(Records that describe figures)
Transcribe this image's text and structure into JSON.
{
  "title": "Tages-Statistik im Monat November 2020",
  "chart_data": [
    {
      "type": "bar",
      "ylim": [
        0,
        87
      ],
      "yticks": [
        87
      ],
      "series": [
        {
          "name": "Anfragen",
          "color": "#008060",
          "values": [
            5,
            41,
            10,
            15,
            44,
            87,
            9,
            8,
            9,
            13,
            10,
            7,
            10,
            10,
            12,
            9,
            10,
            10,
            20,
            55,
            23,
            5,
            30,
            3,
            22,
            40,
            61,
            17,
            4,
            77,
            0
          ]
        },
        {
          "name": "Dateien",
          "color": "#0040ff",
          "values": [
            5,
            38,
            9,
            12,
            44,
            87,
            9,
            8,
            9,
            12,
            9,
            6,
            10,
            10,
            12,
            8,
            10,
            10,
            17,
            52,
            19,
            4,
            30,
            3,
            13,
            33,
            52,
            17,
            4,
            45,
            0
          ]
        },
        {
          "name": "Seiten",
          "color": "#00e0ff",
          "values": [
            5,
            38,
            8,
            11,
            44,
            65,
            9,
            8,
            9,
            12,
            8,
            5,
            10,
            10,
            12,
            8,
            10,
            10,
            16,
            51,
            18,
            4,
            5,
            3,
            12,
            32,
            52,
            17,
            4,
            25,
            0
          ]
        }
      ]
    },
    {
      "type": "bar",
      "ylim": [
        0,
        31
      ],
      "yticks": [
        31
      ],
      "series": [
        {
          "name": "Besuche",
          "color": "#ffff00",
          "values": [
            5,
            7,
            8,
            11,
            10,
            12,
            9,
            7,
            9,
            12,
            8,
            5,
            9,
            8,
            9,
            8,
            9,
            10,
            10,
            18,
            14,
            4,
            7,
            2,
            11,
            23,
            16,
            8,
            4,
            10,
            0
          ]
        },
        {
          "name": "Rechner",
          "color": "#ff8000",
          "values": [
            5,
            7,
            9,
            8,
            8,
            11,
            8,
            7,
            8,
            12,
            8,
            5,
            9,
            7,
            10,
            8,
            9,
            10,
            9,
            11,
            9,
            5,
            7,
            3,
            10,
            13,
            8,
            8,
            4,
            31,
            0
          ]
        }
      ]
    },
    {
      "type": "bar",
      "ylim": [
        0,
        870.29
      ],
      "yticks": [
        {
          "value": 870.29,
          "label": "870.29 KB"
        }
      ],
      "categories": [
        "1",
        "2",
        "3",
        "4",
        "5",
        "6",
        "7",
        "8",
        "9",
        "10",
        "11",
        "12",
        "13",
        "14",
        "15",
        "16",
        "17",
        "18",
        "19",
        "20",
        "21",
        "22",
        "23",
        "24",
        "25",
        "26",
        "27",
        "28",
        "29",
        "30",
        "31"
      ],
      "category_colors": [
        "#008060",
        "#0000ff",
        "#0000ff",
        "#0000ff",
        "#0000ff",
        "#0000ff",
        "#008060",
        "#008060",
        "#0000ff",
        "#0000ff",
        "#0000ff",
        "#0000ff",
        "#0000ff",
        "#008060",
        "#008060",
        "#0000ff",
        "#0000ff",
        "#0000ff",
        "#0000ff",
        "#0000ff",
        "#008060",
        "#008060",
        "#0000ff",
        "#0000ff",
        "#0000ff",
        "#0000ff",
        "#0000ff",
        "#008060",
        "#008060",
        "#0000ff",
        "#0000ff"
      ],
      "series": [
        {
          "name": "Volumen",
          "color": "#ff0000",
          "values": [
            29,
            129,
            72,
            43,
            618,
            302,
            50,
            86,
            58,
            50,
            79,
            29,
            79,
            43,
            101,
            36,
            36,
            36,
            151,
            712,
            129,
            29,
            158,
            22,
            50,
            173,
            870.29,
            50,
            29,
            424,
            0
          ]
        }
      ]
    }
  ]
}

▸ **Written instruction**:
Extract the complete listing above, reproducing each line exactly.

▸ **Written response**:
Transcribe this image's text and structure into JSON.
{
  "title": "Tages-Statistik im Monat November 2020",
  "chart_data": [
    {
      "type": "bar",
      "ylim": [
        0,
        87
      ],
      "yticks": [
        87
      ],
      "series": [
        {
          "name": "Anfragen",
          "color": "#008060",
          "values": [
            5,
            41,
            10,
            15,
            44,
            87,
            9,
            8,
            9,
            13,
            10,
            7,
            10,
            10,
            12,
            9,
            10,
            10,
            20,
            55,
            23,
            5,
            30,
            3,
            22,
            40,
            61,
            17,
            4,
            77,
            0
          ]
        },
        {
          "name": "Dateien",
          "color": "#0040ff",
          "values": [
            5,
            38,
            9,
            12,
            44,
            87,
            9,
            8,
            9,
            12,
            9,
            6,
            10,
            10,
            12,
            8,
            10,
            10,
            17,
            52,
            19,
            4,
            30,
            3,
            13,
            33,
            52,
            17,
            4,
            45,
            0
          ]
        },
        {
          "name": "Seiten",
          "color": "#00e0ff",
          "values": [
            5,
            38,
            8,
            11,
            44,
            65,
            9,
            8,
            9,
            12,
            8,
            5,
            10,
            10,
            12,
            8,
            10,
            10,
            16,
            51,
            18,
            4,
            5,
            3,
            12,
            32,
            52,
            17,
            4,
            25,
            0
          ]
        }
      ]
    },
    {
      "type": "bar",
      "ylim": [
        0,
        31
      ],
      "yticks": [
        31
      ],
      "series": [
        {
          "name": "Besuche",
          "color": "#ffff00",
          "values": [
            5,
            7,
            8,
            11,
            10,
            12,
            9,
            7,
            9,
            12,
            8,
            5,
            9,
            8,
            9,
            8,
            9,
            10,
            10,
            18,
            14,
            4,
            7,
            2,
            11,
            23,
            16,
            8,
            4,
            10,
            0
          ]
        },
        {
          "name": "Rechner",
          "color": "#ff8000",
          "values": [
            5,
            7,
            9,
            8,
            8,
            11,
            8,
            7,
            8,
            12,
            8,
            5,
            9,
            7,
            10,
            8,
            9,
            10,
            9,
            11,
            9,
            5,
            7,
            3,
            10,
            13,
            8,
            8,
            4,
            31,
            0
          ]
        }
      ]
    },
    {
      "type": "bar",
      "ylim": [
        0,
        870.29
      ],
      "yticks": [
        {
          "value": 870.29,
          "label": "870.29 KB"
        }
      ],
      "categories": [
        "1",
        "2",
        "3",
        "4",
        "5",
        "6",
        "7",
        "8",
        "9",
        "10",
        "11",
        "12",
        "13",
        "14",
        "15",
        "16",
        "17",
        "18",
        "19",
        "20",
        "21",
        "22",
        "23",
        "24",
        "25",
        "26",
        "27",
        "28",
        "29",
        "30",
        "31"
      ],
      "category_colors": [
        "#008060",
        "#0000ff",
        "#0000ff",
        "#0000ff",
        "#0000ff",
        "#0000ff",
        "#008060",
        "#008060",
        "#0000ff",
        "#0000ff",
        "#0000ff",
        "#0000ff",
        "#0000ff",
        "#008060",
        "#008060",
        "#0000ff",
        "#0000ff",
        "#0000ff",
        "#0000ff",
        "#0000ff",
        "#008060",
        "#008060",
        "#0000ff",
        "#0000ff",
        "#0000ff",
        "#0000ff",
        "#0000ff",
        "#008060",
        "#008060",
        "#0000ff",
        "#0000ff"
      ],
      "series": [
        {
          "name": "Volumen",
          "color": "#ff0000",
          "values": [
            29,
            129,
            72,
            43,
            618,
            302,
            50,
            86,
            58,
            50,
            79,
            29,
            79,
            43,
            101,
            36,
            36,
            36,
            151,
            712,
            129,
            29,
            158,
            22,
            50,
            173,
            870.29,
            50,
            29,
            424,
            0
          ]
        }
      ]
    }
  ]
}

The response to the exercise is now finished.